▶ **Set exercise**: Reply with one number only, the count of lines holding the string "side".

Figure record listings
--- Begin ---

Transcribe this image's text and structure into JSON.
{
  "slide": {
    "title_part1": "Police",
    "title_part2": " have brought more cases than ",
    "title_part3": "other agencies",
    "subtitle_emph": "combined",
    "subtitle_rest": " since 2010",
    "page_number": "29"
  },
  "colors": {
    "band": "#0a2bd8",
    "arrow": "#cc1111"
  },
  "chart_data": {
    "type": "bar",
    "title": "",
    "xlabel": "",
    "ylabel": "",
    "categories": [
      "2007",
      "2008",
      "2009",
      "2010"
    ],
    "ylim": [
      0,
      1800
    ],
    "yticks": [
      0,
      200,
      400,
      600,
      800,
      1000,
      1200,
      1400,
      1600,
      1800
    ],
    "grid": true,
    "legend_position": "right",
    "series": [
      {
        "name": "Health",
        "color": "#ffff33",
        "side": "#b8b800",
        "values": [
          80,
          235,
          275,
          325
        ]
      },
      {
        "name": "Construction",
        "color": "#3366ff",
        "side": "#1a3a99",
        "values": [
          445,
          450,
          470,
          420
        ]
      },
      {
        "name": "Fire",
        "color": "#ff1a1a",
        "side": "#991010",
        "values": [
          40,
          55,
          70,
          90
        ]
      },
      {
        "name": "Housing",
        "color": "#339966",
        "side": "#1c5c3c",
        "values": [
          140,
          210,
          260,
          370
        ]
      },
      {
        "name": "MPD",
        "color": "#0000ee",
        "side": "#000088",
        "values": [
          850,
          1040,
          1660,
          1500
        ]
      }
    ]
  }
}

--- End ---
--- Begin ---

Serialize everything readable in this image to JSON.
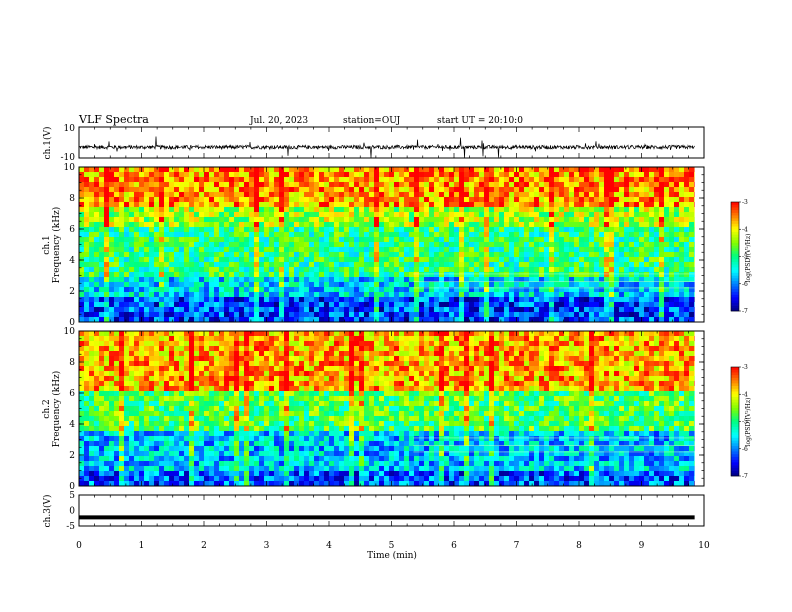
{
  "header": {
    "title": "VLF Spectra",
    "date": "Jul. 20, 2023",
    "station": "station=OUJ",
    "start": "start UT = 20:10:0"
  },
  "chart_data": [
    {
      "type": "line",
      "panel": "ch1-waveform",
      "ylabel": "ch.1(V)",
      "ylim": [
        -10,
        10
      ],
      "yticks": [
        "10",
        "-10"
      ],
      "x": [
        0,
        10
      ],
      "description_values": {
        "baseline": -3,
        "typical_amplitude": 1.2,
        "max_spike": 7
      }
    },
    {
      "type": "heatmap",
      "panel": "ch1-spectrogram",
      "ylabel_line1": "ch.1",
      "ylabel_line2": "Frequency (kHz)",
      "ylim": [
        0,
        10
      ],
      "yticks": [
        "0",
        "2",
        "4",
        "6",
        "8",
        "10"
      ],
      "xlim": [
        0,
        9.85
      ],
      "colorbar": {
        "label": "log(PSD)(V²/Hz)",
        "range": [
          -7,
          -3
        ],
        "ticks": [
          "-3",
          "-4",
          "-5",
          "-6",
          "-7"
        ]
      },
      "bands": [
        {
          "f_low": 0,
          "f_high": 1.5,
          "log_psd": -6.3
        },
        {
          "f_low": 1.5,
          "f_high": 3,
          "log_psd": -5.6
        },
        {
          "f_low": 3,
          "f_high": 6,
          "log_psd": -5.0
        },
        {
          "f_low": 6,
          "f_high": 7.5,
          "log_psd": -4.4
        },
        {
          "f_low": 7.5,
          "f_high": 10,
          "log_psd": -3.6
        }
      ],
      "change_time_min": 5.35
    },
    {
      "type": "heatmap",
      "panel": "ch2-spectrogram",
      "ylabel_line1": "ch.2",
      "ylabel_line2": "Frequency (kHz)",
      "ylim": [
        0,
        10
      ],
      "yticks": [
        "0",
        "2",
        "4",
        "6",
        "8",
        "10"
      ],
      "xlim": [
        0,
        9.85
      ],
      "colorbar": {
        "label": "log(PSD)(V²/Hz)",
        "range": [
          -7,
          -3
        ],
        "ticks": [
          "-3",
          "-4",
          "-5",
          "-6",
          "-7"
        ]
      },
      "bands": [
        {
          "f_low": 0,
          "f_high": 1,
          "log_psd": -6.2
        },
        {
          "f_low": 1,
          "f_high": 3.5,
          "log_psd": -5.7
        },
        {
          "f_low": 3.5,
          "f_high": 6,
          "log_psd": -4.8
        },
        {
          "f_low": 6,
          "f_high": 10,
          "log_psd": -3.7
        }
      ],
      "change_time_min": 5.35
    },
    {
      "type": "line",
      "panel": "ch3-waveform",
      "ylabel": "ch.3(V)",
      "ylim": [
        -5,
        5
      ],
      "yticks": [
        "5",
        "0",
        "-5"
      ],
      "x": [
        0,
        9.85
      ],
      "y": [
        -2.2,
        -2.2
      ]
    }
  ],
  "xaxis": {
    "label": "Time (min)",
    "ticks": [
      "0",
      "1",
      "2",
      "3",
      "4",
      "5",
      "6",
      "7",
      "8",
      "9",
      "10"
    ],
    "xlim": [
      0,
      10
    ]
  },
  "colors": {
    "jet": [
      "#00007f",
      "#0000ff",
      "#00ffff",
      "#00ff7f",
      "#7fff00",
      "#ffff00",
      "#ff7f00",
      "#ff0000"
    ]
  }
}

--- End ---

▶ **Result of this task**: 5